[Start Data entries]
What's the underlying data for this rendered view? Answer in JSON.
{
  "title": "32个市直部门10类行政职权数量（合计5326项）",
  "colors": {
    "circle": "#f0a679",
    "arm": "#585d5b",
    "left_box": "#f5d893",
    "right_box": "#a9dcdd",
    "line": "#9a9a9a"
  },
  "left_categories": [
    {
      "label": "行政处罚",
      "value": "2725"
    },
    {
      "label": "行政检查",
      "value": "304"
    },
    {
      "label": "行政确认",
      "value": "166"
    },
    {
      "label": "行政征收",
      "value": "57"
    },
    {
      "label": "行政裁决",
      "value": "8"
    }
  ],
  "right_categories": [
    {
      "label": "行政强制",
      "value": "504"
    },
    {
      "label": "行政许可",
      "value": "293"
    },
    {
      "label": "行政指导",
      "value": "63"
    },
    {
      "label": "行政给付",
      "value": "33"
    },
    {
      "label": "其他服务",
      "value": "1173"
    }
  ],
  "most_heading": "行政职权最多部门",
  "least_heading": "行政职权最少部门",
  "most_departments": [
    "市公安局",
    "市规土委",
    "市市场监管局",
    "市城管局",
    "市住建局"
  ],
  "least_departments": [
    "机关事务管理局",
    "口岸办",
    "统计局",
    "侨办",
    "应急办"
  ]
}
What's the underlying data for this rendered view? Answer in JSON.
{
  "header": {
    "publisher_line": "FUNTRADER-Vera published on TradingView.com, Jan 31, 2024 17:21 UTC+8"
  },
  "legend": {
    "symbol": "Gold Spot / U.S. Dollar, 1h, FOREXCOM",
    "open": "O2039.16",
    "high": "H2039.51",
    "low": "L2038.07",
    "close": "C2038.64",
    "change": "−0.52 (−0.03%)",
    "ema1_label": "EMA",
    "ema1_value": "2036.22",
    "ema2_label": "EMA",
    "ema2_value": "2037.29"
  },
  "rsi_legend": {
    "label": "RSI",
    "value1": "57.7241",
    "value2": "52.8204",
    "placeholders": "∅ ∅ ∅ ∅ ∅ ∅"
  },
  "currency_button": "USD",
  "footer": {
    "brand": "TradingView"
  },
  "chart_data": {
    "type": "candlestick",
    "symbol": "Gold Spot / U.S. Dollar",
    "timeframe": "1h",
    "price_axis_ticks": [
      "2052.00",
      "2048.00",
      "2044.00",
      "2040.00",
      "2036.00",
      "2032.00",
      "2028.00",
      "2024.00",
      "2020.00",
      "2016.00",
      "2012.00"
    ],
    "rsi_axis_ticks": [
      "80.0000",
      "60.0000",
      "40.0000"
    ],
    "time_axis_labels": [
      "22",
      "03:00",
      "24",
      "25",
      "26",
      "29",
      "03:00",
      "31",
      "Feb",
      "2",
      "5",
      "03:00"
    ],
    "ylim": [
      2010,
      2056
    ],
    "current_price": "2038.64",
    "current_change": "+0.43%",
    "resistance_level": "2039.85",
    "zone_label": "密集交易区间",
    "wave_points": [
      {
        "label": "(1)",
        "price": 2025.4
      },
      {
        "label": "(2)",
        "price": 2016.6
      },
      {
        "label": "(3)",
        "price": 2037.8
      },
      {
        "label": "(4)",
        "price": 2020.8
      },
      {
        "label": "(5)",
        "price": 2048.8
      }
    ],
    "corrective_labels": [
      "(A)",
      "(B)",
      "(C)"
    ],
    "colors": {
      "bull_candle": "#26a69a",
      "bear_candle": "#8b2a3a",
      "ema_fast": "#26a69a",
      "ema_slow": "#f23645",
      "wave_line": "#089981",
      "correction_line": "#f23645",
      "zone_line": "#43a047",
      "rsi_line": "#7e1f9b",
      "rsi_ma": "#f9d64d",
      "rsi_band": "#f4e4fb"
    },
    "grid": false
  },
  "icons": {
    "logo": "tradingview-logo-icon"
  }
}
[End Data entries]
§ Written exercise: Retype the material in full. Each word must match.

§ Output below:
What's the underlying data for this rendered view? Answer in JSON.
{
  "title": "32个市直部门10类行政职权数量（合计5326项）",
  "colors": {
    "circle": "#f0a679",
    "arm": "#585d5b",
    "left_box": "#f5d893",
    "right_box": "#a9dcdd",
    "line": "#9a9a9a"
  },
  "left_categories": [
    {
      "label": "行政处罚",
      "value": "2725"
    },
    {
      "label": "行政检查",
      "value": "304"
    },
    {
      "label": "行政确认",
      "value": "166"
    },
    {
      "label": "行政征收",
      "value": "57"
    },
    {
      "label": "行政裁决",
      "value": "8"
    }
  ],
  "right_categories": [
    {
      "label": "行政强制",
      "value": "504"
    },
    {
      "label": "行政许可",
      "value": "293"
    },
    {
      "label": "行政指导",
      "value": "63"
    },
    {
      "label": "行政给付",
      "value": "33"
    },
    {
      "label": "其他服务",
      "value": "1173"
    }
  ],
  "most_heading": "行政职权最多部门",
  "least_heading": "行政职权最少部门",
  "most_departments": [
    "市公安局",
    "市规土委",
    "市市场监管局",
    "市城管局",
    "市住建局"
  ],
  "least_departments": [
    "机关事务管理局",
    "口岸办",
    "统计局",
    "侨办",
    "应急办"
  ]
}
What's the underlying data for this rendered view? Answer in JSON.
{
  "header": {
    "publisher_line": "FUNTRADER-Vera published on TradingView.com, Jan 31, 2024 17:21 UTC+8"
  },
  "legend": {
    "symbol": "Gold Spot / U.S. Dollar, 1h, FOREXCOM",
    "open": "O2039.16",
    "high": "H2039.51",
    "low": "L2038.07",
    "close": "C2038.64",
    "change": "−0.52 (−0.03%)",
    "ema1_label": "EMA",
    "ema1_value": "2036.22",
    "ema2_label": "EMA",
    "ema2_value": "2037.29"
  },
  "rsi_legend": {
    "label": "RSI",
    "value1": "57.7241",
    "value2": "52.8204",
    "placeholders": "∅ ∅ ∅ ∅ ∅ ∅"
  },
  "currency_button": "USD",
  "footer": {
    "brand": "TradingView"
  },
  "chart_data": {
    "type": "candlestick",
    "symbol": "Gold Spot / U.S. Dollar",
    "timeframe": "1h",
    "price_axis_ticks": [
      "2052.00",
      "2048.00",
      "2044.00",
      "2040.00",
      "2036.00",
      "2032.00",
      "2028.00",
      "2024.00",
      "2020.00",
      "2016.00",
      "2012.00"
    ],
    "rsi_axis_ticks": [
      "80.0000",
      "60.0000",
      "40.0000"
    ],
    "time_axis_labels": [
      "22",
      "03:00",
      "24",
      "25",
      "26",
      "29",
      "03:00",
      "31",
      "Feb",
      "2",
      "5",
      "03:00"
    ],
    "ylim": [
      2010,
      2056
    ],
    "current_price": "2038.64",
    "current_change": "+0.43%",
    "resistance_level": "2039.85",
    "zone_label": "密集交易区间",
    "wave_points": [
      {
        "label": "(1)",
        "price": 2025.4
      },
      {
        "label": "(2)",
        "price": 2016.6
      },
      {
        "label": "(3)",
        "price": 2037.8
      },
      {
        "label": "(4)",
        "price": 2020.8
      },
      {
        "label": "(5)",
        "price": 2048.8
      }
    ],
    "corrective_labels": [
      "(A)",
      "(B)",
      "(C)"
    ],
    "colors": {
      "bull_candle": "#26a69a",
      "bear_candle": "#8b2a3a",
      "ema_fast": "#26a69a",
      "ema_slow": "#f23645",
      "wave_line": "#089981",
      "correction_line": "#f23645",
      "zone_line": "#43a047",
      "rsi_line": "#7e1f9b",
      "rsi_ma": "#f9d64d",
      "rsi_band": "#f4e4fb"
    },
    "grid": false
  },
  "icons": {
    "logo": "tradingview-logo-icon"
  }
}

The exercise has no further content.